Reproduce the records below verbatim, line for line, and leave out the pictures.

• • • •

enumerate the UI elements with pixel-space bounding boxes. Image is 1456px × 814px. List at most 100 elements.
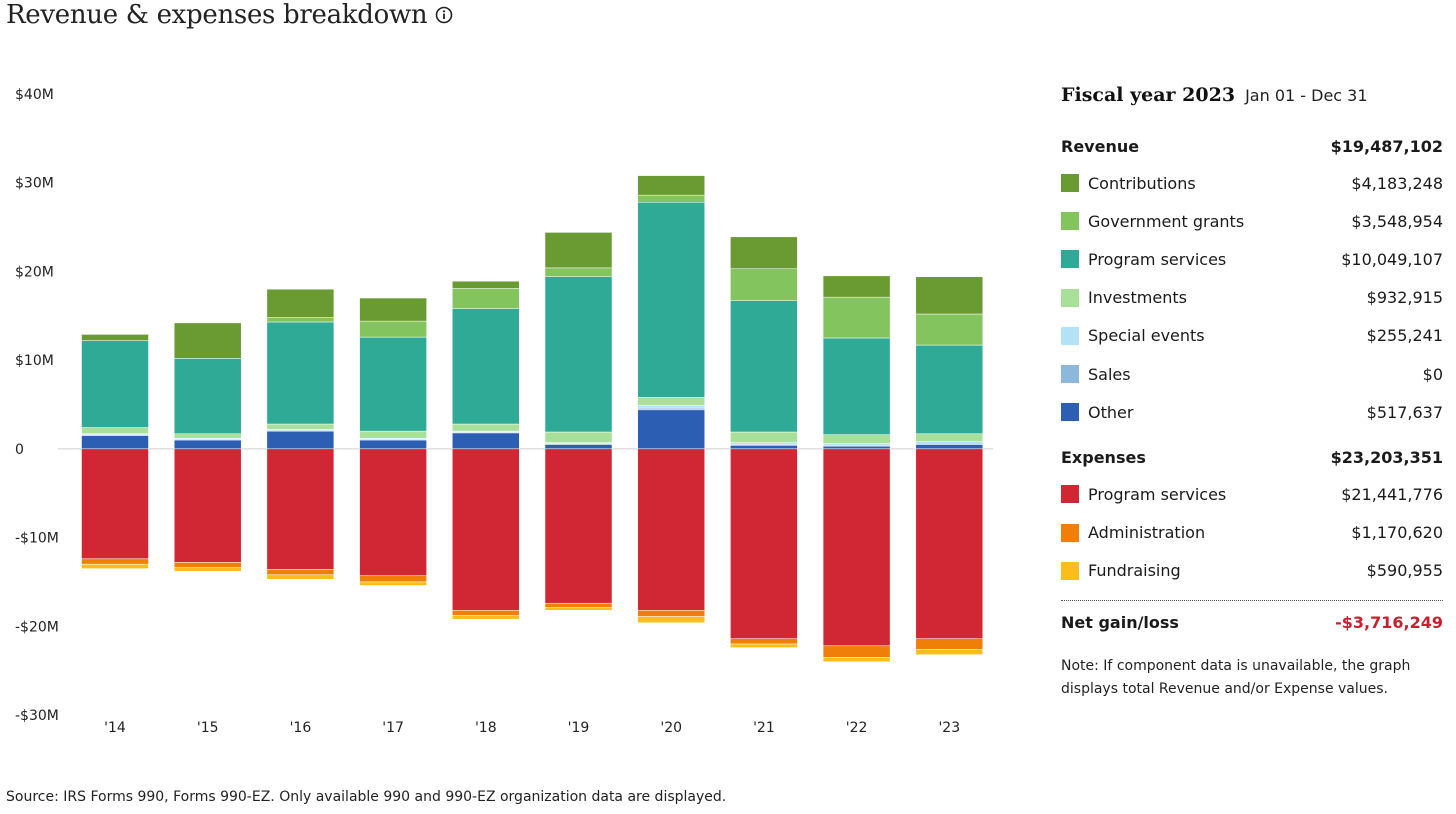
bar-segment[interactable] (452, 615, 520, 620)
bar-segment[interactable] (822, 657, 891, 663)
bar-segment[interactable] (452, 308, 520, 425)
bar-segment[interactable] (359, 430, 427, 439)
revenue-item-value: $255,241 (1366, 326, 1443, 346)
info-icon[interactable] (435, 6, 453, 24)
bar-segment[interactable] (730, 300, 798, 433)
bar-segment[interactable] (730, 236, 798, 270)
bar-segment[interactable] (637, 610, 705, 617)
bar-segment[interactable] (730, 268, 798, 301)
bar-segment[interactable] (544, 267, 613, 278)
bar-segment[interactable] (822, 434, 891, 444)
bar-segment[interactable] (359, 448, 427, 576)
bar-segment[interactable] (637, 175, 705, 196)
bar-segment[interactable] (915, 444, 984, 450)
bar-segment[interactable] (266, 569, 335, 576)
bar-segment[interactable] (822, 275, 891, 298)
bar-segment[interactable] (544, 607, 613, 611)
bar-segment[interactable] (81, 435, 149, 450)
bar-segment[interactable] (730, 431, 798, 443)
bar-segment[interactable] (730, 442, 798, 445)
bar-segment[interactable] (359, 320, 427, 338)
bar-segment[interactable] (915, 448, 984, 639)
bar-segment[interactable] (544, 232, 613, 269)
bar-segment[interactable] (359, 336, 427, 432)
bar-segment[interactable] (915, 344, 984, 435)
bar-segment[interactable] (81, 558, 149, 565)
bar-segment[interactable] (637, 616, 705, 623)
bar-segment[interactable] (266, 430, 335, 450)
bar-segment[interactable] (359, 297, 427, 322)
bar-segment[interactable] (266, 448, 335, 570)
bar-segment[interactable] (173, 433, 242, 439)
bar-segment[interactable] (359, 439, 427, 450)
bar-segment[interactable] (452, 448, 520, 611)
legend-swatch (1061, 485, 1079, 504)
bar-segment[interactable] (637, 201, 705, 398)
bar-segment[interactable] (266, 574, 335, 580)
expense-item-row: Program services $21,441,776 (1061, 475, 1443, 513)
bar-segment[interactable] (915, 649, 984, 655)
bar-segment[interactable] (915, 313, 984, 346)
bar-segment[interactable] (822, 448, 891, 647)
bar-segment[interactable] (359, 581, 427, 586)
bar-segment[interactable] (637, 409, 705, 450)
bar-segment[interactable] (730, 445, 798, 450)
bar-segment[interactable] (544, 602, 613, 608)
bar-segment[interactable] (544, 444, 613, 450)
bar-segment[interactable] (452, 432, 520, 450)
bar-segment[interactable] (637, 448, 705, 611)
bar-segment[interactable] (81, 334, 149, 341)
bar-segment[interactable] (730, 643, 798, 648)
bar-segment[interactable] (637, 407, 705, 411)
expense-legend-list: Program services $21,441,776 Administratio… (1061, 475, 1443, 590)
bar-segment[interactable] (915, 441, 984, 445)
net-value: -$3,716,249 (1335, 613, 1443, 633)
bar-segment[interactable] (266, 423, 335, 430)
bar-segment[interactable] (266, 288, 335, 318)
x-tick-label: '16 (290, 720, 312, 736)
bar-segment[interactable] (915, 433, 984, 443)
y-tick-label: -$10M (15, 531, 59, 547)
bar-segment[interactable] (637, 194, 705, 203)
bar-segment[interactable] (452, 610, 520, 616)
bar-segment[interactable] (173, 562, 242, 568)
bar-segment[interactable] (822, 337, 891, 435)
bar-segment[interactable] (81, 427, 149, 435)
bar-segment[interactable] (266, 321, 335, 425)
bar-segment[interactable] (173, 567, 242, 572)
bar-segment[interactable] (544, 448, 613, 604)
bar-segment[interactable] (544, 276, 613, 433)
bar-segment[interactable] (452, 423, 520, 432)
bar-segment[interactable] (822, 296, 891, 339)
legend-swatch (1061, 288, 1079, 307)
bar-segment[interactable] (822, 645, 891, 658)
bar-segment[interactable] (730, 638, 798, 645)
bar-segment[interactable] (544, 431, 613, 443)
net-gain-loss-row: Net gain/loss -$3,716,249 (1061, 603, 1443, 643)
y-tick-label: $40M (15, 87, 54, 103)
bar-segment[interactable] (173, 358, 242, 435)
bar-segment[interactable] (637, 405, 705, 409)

• • • •

■ Answer below
enumerate the UI elements with pixel-space bounding boxes. Image is 1456px × 814px. List at most 100 elements.
bar-segment[interactable] (452, 615, 520, 620)
bar-segment[interactable] (822, 657, 891, 663)
bar-segment[interactable] (452, 308, 520, 425)
bar-segment[interactable] (359, 430, 427, 439)
revenue-item-value: $255,241 (1366, 326, 1443, 346)
info-icon[interactable] (435, 6, 453, 24)
bar-segment[interactable] (730, 300, 798, 433)
bar-segment[interactable] (730, 236, 798, 270)
bar-segment[interactable] (637, 610, 705, 617)
bar-segment[interactable] (730, 268, 798, 301)
bar-segment[interactable] (544, 267, 613, 278)
bar-segment[interactable] (822, 434, 891, 444)
bar-segment[interactable] (359, 448, 427, 576)
bar-segment[interactable] (637, 175, 705, 196)
bar-segment[interactable] (915, 444, 984, 450)
bar-segment[interactable] (266, 569, 335, 576)
bar-segment[interactable] (822, 275, 891, 298)
bar-segment[interactable] (544, 607, 613, 611)
bar-segment[interactable] (81, 435, 149, 450)
bar-segment[interactable] (730, 431, 798, 443)
bar-segment[interactable] (730, 442, 798, 445)
bar-segment[interactable] (359, 320, 427, 338)
bar-segment[interactable] (915, 448, 984, 639)
bar-segment[interactable] (544, 232, 613, 269)
bar-segment[interactable] (359, 336, 427, 432)
bar-segment[interactable] (915, 344, 984, 435)
bar-segment[interactable] (81, 558, 149, 565)
bar-segment[interactable] (637, 616, 705, 623)
bar-segment[interactable] (266, 430, 335, 450)
bar-segment[interactable] (359, 297, 427, 322)
bar-segment[interactable] (266, 448, 335, 570)
bar-segment[interactable] (173, 433, 242, 439)
bar-segment[interactable] (359, 439, 427, 450)
bar-segment[interactable] (452, 448, 520, 611)
legend-swatch (1061, 485, 1079, 504)
bar-segment[interactable] (637, 201, 705, 398)
bar-segment[interactable] (266, 574, 335, 580)
expense-item-row: Program services $21,441,776 (1061, 475, 1443, 513)
bar-segment[interactable] (915, 649, 984, 655)
bar-segment[interactable] (915, 313, 984, 346)
bar-segment[interactable] (822, 448, 891, 647)
bar-segment[interactable] (359, 581, 427, 586)
bar-segment[interactable] (637, 409, 705, 450)
bar-segment[interactable] (730, 445, 798, 450)
bar-segment[interactable] (544, 602, 613, 608)
bar-segment[interactable] (544, 444, 613, 450)
bar-segment[interactable] (452, 432, 520, 450)
bar-segment[interactable] (637, 448, 705, 611)
bar-segment[interactable] (81, 334, 149, 341)
bar-segment[interactable] (730, 643, 798, 648)
bar-segment[interactable] (637, 407, 705, 411)
expense-legend-list: Program services $21,441,776 Administratio… (1061, 475, 1443, 590)
bar-segment[interactable] (915, 441, 984, 445)
net-value: -$3,716,249 (1335, 613, 1443, 633)
bar-segment[interactable] (266, 423, 335, 430)
bar-segment[interactable] (266, 288, 335, 318)
x-tick-label: '16 (290, 720, 312, 736)
bar-segment[interactable] (915, 433, 984, 443)
y-tick-label: -$10M (15, 531, 59, 547)
bar-segment[interactable] (637, 194, 705, 203)
bar-segment[interactable] (452, 610, 520, 616)
bar-segment[interactable] (173, 562, 242, 568)
bar-segment[interactable] (822, 337, 891, 435)
bar-segment[interactable] (81, 427, 149, 435)
bar-segment[interactable] (266, 321, 335, 425)
bar-segment[interactable] (173, 567, 242, 572)
bar-segment[interactable] (544, 448, 613, 604)
bar-segment[interactable] (544, 276, 613, 433)
bar-segment[interactable] (452, 423, 520, 432)
bar-segment[interactable] (822, 296, 891, 339)
legend-swatch (1061, 288, 1079, 307)
bar-segment[interactable] (822, 645, 891, 658)
bar-segment[interactable] (730, 638, 798, 645)
bar-segment[interactable] (544, 431, 613, 443)
net-gain-loss-row: Net gain/loss -$3,716,249 (1061, 603, 1443, 643)
y-tick-label: $40M (15, 87, 54, 103)
bar-segment[interactable] (173, 358, 242, 435)
bar-segment[interactable] (637, 405, 705, 409)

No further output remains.